Instructions for the task:
Determine how many lines contain the string "Diver" and reply with that number alone.

Available data:
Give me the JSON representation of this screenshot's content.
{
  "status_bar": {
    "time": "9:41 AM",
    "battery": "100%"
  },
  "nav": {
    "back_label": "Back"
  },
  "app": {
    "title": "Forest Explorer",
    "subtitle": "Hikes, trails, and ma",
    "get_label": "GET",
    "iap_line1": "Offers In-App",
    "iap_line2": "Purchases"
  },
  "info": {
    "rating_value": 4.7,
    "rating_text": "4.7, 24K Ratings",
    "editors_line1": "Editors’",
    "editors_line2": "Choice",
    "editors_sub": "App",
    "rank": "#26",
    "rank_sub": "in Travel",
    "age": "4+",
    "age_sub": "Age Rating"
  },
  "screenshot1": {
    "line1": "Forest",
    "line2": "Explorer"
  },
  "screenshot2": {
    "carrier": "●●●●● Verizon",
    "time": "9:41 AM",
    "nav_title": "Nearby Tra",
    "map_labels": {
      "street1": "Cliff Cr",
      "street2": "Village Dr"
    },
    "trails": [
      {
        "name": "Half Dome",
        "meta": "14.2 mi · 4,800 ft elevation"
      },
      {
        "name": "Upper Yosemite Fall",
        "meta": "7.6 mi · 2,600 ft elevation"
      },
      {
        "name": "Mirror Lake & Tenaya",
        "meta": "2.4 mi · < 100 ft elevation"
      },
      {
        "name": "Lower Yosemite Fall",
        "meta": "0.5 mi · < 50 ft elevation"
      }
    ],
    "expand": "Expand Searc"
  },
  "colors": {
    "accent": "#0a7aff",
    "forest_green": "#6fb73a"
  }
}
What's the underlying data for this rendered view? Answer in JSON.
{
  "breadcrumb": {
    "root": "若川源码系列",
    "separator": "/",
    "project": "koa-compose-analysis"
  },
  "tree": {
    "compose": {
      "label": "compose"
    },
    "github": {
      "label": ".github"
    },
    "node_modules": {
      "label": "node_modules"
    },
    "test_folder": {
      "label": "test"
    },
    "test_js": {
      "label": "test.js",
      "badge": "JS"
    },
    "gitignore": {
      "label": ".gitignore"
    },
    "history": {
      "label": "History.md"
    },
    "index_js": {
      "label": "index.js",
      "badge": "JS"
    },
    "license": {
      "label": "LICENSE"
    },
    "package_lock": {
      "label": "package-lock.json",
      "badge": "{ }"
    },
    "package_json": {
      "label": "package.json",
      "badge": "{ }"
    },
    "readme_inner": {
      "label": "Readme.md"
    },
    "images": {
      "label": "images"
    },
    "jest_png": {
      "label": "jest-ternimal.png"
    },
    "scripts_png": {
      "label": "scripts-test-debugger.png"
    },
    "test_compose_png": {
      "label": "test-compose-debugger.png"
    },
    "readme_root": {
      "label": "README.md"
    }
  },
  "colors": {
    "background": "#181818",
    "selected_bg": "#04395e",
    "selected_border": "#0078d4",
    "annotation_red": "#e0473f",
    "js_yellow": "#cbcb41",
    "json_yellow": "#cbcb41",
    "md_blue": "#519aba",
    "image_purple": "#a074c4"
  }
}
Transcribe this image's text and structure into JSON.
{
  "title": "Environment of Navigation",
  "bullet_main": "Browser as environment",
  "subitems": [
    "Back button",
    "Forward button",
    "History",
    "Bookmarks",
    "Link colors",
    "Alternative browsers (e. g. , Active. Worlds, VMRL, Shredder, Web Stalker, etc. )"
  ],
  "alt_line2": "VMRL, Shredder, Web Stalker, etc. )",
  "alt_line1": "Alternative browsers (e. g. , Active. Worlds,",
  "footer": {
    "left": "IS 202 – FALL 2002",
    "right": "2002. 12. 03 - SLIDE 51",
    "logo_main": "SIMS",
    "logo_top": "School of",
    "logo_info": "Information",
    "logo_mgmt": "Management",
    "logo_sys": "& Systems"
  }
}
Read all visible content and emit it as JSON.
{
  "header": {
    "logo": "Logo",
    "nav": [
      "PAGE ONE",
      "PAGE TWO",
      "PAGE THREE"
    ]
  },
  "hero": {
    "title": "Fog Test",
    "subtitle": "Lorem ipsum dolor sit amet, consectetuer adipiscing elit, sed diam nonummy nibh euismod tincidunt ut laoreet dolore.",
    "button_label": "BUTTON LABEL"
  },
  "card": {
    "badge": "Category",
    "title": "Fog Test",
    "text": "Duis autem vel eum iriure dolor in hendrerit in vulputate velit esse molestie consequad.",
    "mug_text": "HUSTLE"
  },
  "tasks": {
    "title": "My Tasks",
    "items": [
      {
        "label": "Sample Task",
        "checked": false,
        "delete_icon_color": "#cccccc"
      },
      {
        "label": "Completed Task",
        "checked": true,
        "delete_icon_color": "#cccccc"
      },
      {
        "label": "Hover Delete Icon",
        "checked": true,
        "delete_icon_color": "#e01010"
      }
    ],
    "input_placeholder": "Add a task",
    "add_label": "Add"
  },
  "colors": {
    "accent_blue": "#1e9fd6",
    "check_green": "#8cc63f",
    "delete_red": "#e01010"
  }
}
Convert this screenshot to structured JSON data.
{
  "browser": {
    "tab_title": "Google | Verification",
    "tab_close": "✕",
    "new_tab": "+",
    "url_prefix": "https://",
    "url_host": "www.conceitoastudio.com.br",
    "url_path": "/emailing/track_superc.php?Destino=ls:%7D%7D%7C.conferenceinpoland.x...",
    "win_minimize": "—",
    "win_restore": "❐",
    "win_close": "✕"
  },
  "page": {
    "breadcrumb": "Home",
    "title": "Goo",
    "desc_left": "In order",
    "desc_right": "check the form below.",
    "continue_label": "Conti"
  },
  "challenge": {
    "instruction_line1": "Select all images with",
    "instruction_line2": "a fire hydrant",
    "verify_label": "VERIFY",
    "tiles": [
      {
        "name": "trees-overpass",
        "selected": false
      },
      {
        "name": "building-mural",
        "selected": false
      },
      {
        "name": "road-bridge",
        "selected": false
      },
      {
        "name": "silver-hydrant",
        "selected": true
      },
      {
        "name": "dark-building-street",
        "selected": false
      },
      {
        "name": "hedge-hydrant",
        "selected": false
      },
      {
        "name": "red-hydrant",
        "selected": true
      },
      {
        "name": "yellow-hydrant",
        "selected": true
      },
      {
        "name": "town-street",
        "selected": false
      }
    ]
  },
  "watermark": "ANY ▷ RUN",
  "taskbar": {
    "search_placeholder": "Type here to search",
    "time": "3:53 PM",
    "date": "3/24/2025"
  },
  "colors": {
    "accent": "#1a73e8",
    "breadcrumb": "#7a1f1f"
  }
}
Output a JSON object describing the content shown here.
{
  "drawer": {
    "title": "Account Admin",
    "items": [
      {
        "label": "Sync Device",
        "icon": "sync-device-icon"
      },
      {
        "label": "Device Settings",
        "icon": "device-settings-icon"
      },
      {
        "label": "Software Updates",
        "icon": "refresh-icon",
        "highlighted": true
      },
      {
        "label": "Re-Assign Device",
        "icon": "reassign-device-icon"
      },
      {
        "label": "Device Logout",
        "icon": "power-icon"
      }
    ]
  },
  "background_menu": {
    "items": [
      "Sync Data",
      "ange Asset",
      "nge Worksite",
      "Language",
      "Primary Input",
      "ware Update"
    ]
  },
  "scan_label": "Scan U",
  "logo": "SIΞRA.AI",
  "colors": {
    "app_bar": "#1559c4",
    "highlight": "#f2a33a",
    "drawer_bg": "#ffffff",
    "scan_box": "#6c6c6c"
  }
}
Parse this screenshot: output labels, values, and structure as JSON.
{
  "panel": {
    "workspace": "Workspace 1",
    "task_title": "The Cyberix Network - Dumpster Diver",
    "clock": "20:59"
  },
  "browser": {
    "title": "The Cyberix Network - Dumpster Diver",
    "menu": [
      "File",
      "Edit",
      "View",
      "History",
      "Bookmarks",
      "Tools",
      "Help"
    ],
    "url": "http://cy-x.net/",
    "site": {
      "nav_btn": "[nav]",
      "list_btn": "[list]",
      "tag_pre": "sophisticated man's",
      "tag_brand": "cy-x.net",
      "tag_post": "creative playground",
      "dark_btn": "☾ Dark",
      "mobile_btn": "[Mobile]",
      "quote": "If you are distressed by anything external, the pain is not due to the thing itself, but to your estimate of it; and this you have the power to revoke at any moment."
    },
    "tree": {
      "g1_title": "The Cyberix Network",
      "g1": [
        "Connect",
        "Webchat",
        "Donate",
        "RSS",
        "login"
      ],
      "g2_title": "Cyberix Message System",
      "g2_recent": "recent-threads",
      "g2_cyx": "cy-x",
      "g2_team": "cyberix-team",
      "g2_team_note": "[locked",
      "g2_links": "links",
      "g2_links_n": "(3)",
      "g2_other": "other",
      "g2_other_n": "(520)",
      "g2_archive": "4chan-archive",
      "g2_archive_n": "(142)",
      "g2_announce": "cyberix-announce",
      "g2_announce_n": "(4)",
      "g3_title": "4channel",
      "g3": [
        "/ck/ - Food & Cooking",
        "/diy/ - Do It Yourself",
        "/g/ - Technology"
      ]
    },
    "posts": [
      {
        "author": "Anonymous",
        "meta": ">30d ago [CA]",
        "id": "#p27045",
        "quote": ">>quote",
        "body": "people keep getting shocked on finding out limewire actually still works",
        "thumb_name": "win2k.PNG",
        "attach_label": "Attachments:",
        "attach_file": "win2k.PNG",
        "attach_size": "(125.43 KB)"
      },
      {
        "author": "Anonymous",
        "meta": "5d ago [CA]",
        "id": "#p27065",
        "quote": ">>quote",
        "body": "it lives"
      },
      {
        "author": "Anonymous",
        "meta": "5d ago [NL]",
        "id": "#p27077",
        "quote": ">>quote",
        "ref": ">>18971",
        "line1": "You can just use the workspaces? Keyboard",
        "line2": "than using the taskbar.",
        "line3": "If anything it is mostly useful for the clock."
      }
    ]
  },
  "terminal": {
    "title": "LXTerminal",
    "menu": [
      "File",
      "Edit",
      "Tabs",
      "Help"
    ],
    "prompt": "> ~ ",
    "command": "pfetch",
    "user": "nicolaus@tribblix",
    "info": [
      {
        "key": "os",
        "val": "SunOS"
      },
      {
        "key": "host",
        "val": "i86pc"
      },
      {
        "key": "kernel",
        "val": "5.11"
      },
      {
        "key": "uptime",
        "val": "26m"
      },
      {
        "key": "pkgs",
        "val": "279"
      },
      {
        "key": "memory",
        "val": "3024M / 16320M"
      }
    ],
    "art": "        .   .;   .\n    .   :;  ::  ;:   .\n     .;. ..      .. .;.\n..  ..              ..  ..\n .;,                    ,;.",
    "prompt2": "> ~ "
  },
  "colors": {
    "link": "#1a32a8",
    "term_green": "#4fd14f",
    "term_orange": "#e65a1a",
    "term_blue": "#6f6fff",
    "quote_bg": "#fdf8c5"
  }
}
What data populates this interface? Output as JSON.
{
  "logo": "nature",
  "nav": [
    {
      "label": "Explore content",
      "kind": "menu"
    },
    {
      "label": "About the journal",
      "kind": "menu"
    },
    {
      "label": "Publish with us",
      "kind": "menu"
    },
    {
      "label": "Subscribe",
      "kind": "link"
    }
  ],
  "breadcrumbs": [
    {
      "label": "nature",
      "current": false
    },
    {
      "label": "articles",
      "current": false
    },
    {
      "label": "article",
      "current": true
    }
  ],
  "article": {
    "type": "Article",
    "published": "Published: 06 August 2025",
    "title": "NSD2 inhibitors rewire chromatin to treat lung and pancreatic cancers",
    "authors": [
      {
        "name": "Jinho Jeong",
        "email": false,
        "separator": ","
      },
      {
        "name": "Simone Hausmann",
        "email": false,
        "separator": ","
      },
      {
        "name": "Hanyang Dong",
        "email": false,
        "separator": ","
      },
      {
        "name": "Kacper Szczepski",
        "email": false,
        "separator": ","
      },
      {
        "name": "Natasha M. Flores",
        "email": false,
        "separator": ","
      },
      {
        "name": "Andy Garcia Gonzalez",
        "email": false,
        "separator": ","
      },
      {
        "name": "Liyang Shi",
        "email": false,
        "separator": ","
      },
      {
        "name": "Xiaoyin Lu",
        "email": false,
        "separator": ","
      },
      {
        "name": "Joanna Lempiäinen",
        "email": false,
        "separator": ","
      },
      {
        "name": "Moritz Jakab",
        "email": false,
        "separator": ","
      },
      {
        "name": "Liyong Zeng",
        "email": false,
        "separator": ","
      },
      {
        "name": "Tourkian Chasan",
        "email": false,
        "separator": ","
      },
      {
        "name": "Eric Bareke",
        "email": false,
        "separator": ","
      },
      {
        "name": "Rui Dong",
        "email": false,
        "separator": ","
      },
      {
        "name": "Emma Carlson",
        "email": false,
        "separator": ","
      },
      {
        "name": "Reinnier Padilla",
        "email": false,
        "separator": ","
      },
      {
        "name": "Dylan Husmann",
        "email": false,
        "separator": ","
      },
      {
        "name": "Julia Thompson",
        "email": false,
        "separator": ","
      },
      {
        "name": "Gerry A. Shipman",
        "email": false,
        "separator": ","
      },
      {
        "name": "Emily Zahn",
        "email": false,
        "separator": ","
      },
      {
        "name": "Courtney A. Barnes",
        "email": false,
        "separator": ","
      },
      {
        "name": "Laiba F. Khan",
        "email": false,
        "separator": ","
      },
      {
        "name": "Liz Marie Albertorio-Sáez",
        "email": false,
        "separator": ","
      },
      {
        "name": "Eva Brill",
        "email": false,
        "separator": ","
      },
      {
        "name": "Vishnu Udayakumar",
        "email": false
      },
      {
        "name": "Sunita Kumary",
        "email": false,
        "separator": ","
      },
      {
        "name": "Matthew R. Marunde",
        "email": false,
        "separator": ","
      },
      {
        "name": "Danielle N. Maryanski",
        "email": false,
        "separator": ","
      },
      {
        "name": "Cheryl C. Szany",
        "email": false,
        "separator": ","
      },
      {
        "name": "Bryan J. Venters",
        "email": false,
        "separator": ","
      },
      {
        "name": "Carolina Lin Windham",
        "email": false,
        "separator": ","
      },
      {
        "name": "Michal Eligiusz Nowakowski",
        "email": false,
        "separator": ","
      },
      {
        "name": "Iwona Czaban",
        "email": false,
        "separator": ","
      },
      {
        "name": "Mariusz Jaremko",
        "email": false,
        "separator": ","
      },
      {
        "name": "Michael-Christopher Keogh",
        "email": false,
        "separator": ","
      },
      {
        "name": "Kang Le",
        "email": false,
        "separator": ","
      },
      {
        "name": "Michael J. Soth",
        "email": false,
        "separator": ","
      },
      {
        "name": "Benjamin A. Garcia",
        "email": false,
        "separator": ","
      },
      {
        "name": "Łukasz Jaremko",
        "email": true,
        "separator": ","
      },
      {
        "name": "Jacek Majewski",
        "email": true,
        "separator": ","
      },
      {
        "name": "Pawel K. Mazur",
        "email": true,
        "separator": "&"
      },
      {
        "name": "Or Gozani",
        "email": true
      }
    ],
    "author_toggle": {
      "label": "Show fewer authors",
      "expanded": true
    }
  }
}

Reply:
2